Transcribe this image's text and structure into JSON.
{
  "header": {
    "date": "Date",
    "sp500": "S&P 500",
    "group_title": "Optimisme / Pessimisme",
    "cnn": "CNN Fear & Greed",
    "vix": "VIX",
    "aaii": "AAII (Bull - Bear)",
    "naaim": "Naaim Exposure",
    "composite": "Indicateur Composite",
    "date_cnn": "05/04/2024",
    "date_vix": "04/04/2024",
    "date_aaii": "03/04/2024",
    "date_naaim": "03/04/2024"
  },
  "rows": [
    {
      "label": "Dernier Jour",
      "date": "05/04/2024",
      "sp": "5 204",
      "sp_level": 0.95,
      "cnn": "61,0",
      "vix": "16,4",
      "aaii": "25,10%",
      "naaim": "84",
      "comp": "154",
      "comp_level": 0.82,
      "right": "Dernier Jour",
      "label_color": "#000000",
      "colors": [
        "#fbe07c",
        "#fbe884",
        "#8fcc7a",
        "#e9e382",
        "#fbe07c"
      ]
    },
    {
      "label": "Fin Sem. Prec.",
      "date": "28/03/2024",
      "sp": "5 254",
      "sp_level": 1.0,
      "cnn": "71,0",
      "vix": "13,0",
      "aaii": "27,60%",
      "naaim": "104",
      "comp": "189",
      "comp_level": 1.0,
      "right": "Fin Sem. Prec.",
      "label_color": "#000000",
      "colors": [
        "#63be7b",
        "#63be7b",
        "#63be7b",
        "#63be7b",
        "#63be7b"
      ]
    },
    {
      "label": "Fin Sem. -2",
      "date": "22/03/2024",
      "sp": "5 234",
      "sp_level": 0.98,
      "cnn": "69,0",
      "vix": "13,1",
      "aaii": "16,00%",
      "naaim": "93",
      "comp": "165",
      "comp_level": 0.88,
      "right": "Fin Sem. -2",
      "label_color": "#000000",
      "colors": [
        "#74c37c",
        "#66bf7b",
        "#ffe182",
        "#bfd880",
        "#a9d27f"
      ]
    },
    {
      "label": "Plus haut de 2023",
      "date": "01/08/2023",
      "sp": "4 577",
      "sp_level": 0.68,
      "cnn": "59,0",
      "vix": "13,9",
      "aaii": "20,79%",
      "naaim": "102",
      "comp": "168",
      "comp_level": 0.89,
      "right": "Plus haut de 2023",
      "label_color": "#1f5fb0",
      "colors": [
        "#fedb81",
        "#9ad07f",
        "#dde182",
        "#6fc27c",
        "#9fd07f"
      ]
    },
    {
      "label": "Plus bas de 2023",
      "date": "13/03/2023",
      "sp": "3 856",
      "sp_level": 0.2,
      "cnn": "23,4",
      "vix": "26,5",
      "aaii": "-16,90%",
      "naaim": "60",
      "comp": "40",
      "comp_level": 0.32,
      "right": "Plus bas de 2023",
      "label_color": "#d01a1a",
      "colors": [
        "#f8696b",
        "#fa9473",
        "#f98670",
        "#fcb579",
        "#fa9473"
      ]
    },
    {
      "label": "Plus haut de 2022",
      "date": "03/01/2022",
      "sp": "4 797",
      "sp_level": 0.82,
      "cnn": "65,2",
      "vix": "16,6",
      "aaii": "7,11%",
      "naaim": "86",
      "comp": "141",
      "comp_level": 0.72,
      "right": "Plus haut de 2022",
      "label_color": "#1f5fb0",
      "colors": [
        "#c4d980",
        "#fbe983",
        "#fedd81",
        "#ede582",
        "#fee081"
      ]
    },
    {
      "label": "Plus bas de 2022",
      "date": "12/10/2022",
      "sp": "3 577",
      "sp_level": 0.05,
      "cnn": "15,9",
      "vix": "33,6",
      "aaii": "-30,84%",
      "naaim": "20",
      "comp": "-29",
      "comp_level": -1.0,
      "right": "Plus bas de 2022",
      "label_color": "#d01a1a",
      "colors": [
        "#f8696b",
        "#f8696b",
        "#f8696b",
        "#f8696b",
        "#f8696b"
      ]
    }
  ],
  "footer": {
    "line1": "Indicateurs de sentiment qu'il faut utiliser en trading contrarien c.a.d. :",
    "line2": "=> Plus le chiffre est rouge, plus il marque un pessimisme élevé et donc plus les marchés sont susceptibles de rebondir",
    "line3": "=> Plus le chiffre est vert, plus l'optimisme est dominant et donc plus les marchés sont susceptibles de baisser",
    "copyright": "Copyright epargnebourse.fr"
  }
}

•••••

Across the data above, how many lines include the word "sont"? Give only the count.

2